--- start of Material for this exercise ---

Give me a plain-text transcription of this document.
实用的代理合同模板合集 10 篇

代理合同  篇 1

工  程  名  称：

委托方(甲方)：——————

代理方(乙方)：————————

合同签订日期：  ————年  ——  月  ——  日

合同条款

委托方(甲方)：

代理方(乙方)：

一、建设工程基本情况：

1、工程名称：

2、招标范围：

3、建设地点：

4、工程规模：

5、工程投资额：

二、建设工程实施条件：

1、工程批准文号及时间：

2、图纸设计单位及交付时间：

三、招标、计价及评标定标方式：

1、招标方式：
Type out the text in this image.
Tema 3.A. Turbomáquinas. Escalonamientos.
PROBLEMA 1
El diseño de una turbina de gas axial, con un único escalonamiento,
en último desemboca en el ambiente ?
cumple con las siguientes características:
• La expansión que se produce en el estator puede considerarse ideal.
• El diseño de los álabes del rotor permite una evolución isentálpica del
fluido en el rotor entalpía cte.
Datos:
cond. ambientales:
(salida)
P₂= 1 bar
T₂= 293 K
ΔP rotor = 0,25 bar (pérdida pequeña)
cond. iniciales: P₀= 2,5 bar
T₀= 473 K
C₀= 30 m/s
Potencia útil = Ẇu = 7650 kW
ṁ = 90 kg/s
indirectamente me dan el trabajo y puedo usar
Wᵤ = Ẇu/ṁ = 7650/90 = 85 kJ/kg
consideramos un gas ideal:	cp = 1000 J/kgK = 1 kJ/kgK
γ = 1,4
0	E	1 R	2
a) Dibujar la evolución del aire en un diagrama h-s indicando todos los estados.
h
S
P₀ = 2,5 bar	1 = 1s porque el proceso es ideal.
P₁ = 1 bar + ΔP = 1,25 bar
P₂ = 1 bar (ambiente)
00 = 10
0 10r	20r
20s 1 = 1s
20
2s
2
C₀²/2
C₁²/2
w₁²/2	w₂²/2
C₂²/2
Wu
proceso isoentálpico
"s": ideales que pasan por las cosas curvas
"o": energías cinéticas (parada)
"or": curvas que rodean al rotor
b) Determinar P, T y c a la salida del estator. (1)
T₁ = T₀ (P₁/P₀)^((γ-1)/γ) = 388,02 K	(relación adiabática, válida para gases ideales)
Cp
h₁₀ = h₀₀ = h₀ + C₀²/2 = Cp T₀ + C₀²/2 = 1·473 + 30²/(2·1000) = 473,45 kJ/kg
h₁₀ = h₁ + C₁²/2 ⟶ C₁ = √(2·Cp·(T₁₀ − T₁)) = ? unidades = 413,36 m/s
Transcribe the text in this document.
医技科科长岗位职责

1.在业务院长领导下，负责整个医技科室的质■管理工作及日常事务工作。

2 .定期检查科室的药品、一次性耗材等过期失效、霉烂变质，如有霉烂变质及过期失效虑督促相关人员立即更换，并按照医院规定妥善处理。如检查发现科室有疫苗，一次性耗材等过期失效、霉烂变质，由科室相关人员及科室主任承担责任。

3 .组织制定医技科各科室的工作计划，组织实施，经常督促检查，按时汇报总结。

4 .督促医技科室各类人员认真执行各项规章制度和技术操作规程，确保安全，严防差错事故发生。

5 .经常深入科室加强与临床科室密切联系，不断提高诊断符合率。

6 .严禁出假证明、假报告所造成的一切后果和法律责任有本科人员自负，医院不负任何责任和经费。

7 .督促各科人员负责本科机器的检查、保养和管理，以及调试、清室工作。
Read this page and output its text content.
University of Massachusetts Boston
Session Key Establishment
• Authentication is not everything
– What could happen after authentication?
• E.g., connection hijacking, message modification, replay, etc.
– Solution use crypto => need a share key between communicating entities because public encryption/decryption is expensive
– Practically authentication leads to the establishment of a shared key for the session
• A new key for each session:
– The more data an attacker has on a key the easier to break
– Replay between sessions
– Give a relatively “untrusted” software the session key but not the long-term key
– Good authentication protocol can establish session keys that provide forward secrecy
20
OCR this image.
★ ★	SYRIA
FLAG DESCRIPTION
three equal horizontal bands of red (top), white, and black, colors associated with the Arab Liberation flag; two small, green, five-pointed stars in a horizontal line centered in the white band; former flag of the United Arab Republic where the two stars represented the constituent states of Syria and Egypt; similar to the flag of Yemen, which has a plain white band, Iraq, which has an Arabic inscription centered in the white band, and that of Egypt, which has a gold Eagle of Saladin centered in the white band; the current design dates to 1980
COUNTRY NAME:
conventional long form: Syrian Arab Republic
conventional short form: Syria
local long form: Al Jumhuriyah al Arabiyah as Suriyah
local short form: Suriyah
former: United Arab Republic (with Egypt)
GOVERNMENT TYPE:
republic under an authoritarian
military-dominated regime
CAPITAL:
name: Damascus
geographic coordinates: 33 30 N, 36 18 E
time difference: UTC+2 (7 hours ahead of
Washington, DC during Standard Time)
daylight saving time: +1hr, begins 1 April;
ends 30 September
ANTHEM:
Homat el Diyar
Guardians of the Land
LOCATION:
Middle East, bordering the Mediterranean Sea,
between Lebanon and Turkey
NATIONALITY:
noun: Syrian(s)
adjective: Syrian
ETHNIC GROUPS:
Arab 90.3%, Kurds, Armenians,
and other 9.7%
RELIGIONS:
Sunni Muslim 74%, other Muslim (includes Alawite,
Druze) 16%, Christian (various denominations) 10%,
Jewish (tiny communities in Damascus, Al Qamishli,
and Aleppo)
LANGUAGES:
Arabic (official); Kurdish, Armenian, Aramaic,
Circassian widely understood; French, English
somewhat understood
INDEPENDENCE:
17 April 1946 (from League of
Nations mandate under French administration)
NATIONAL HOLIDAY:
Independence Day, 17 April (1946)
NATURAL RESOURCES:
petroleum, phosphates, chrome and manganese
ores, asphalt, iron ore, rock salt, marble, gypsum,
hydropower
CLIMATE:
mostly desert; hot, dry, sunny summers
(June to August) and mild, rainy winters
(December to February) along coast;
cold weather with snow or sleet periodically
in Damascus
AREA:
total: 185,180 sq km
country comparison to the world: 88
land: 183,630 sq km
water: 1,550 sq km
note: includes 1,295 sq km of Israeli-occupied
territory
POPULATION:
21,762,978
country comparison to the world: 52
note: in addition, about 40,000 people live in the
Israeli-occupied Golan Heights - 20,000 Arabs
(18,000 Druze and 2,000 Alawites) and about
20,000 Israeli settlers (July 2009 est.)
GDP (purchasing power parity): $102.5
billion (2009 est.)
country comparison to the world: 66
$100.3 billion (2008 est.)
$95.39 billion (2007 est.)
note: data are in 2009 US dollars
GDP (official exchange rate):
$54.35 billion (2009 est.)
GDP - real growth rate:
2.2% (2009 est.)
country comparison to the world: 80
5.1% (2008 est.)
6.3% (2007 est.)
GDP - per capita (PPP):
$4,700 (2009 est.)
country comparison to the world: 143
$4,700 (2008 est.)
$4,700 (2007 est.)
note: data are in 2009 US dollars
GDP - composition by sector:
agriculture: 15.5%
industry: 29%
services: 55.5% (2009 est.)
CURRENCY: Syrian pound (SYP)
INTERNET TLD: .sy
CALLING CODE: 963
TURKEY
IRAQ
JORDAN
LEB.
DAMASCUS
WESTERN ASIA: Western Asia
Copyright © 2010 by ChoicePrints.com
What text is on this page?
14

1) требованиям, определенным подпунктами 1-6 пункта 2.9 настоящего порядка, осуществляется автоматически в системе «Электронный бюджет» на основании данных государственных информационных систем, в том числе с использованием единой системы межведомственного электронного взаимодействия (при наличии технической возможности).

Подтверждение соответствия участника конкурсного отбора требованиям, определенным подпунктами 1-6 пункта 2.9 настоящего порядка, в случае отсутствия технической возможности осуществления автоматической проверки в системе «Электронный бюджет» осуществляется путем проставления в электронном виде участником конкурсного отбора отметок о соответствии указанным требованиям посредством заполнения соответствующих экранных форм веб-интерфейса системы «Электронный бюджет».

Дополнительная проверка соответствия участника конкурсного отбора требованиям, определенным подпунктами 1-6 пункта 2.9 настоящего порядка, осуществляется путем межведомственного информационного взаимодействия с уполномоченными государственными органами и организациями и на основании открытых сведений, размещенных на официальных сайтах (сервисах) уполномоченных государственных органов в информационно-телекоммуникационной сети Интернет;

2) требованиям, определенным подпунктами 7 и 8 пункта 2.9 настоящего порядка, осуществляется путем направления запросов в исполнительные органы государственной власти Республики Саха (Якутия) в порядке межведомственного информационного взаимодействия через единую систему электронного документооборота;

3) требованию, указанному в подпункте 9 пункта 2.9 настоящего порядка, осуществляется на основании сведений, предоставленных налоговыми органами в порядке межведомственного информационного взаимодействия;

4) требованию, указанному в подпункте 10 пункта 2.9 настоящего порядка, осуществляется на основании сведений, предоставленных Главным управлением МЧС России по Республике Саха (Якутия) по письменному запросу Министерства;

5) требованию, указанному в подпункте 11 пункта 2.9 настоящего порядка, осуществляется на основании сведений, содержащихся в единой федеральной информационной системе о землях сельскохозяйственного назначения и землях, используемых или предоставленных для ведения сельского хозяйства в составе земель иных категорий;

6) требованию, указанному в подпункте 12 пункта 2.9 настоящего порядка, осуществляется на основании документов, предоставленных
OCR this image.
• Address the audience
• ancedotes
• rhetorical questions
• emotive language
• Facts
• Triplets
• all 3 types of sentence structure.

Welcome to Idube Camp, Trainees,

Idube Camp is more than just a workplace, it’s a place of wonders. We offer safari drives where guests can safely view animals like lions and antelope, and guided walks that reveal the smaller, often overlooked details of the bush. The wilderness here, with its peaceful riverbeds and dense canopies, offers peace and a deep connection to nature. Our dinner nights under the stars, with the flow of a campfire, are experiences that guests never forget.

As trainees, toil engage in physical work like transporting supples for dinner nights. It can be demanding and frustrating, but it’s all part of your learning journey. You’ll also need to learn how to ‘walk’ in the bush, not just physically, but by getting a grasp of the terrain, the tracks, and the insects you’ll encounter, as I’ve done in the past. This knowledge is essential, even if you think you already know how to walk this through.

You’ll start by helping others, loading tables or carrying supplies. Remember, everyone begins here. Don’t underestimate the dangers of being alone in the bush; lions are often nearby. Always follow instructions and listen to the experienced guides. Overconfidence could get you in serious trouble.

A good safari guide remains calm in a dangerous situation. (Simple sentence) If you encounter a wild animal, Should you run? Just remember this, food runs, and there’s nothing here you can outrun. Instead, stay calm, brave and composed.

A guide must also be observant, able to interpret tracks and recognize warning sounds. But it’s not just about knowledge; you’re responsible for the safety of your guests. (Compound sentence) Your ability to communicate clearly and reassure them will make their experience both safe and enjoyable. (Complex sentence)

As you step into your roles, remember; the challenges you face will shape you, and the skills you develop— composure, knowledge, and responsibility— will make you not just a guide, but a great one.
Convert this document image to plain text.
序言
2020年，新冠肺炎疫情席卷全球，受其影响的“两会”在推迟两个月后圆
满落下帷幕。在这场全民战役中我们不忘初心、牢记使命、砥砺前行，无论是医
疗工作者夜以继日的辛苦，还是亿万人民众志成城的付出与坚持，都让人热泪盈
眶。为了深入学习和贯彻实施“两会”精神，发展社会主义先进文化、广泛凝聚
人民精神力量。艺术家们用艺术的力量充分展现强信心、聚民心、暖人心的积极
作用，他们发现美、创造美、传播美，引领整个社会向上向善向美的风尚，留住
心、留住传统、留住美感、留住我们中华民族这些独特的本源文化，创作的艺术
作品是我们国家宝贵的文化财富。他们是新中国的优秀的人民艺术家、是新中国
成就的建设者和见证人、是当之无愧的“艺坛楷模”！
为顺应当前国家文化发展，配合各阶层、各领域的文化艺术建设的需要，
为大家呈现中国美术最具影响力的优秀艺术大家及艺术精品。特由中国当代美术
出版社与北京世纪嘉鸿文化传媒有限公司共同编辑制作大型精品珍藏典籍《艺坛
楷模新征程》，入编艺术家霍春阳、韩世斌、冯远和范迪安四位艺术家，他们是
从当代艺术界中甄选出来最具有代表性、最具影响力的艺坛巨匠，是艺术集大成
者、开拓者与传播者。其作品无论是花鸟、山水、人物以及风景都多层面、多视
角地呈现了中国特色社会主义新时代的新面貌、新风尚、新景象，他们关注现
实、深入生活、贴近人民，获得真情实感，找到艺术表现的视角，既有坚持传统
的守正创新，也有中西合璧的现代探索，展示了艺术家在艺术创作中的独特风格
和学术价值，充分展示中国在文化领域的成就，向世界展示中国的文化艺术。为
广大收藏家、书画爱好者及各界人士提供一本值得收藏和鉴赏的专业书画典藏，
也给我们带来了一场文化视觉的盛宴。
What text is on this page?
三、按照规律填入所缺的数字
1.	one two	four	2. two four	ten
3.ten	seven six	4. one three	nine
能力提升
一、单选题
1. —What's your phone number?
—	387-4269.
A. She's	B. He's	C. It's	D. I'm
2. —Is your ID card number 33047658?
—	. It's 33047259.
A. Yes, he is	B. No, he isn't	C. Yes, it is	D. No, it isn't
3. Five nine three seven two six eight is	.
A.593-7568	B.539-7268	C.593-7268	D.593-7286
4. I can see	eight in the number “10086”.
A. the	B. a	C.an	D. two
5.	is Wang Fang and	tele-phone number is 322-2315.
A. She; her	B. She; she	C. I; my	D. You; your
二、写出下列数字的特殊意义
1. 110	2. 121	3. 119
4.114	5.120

--- end of Material for this exercise ---

== What the task asks ==
Select every line of the records holding the string "Give".

== Solution to the problem ==
Give me a plain-text transcription of this document.
– Give a relatively “untrusted” software the session key but not the long-term key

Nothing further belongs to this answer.